__To be done__:
Copy the following entries verbatim, line for line, omitting the pictures.

Image region annotations:

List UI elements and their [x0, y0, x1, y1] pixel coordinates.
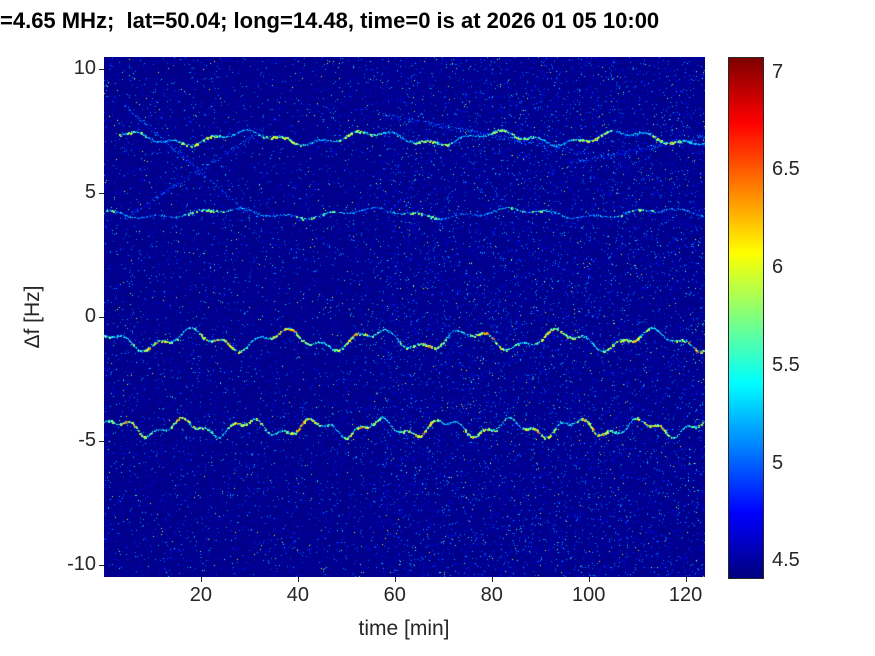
colorbar-tick-label: 5 [772, 451, 784, 474]
x-axis-label: time [min] [358, 617, 450, 640]
x-tick-mark [492, 577, 493, 582]
x-tick-mark [686, 577, 687, 582]
x-tick-mark [589, 577, 590, 582]
colorbar-tick-label: 4.5 [772, 549, 800, 572]
colorbar-tick-label: 5.5 [772, 353, 800, 376]
x-tick-label: 20 [189, 584, 213, 606]
y-tick-label: 0 [84, 305, 96, 327]
y-tick-mark [99, 193, 104, 194]
heatmap-canvas [104, 57, 705, 577]
colorbar-canvas [728, 57, 764, 579]
y-tick-label: 5 [84, 181, 96, 204]
y-tick-mark [99, 565, 104, 566]
x-tick-mark [298, 577, 299, 582]
y-tick-label: 10 [73, 57, 96, 80]
x-tick-label: 120 [668, 584, 703, 606]
plot-title: =4.65 MHz; lat=50.04; long=14.48, time=0… [0, 8, 660, 33]
colorbar-tick-label: 6.5 [772, 158, 800, 181]
x-tick-label: 60 [383, 584, 406, 606]
x-tick-mark [201, 577, 202, 582]
y-tick-label: -10 [67, 552, 96, 575]
x-tick-label: 40 [286, 584, 309, 606]
colorbar-tick-label: 7 [772, 60, 784, 83]
y-tick-label: -5 [78, 428, 96, 451]
y-tick-mark [99, 441, 104, 442]
colorbar-tick-label: 6 [772, 256, 784, 279]
x-tick-label: 80 [480, 584, 503, 606]
x-tick-mark [395, 577, 396, 582]
x-tick-label: 100 [571, 584, 606, 606]
y-tick-mark [99, 69, 104, 70]
y-tick-mark [99, 317, 104, 318]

__Task response__:
List UI elements and their [x0, y0, x1, y1] pixel coordinates.
colorbar-tick-label: 5 [772, 451, 784, 474]
x-axis-label: time [min] [358, 617, 450, 640]
x-tick-mark [492, 577, 493, 582]
x-tick-mark [686, 577, 687, 582]
x-tick-mark [589, 577, 590, 582]
colorbar-tick-label: 4.5 [772, 549, 800, 572]
colorbar-tick-label: 5.5 [772, 353, 800, 376]
x-tick-label: 20 [189, 584, 213, 606]
y-tick-label: 0 [84, 305, 96, 327]
y-tick-mark [99, 193, 104, 194]
heatmap-canvas [104, 57, 705, 577]
colorbar-canvas [728, 57, 764, 579]
y-tick-label: 5 [84, 181, 96, 204]
y-tick-mark [99, 565, 104, 566]
x-tick-mark [298, 577, 299, 582]
y-tick-label: 10 [73, 57, 96, 80]
x-tick-label: 120 [668, 584, 703, 606]
plot-title: =4.65 MHz; lat=50.04; long=14.48, time=0… [0, 8, 660, 33]
colorbar-tick-label: 6.5 [772, 158, 800, 181]
x-tick-label: 60 [383, 584, 406, 606]
x-tick-mark [201, 577, 202, 582]
y-tick-label: -10 [67, 552, 96, 575]
x-tick-label: 40 [286, 584, 309, 606]
colorbar-tick-label: 7 [772, 60, 784, 83]
y-tick-label: -5 [78, 428, 96, 451]
y-tick-mark [99, 441, 104, 442]
colorbar-tick-label: 6 [772, 256, 784, 279]
x-tick-label: 80 [480, 584, 503, 606]
x-tick-mark [395, 577, 396, 582]
x-tick-label: 100 [571, 584, 606, 606]
y-tick-mark [99, 69, 104, 70]
y-tick-mark [99, 317, 104, 318]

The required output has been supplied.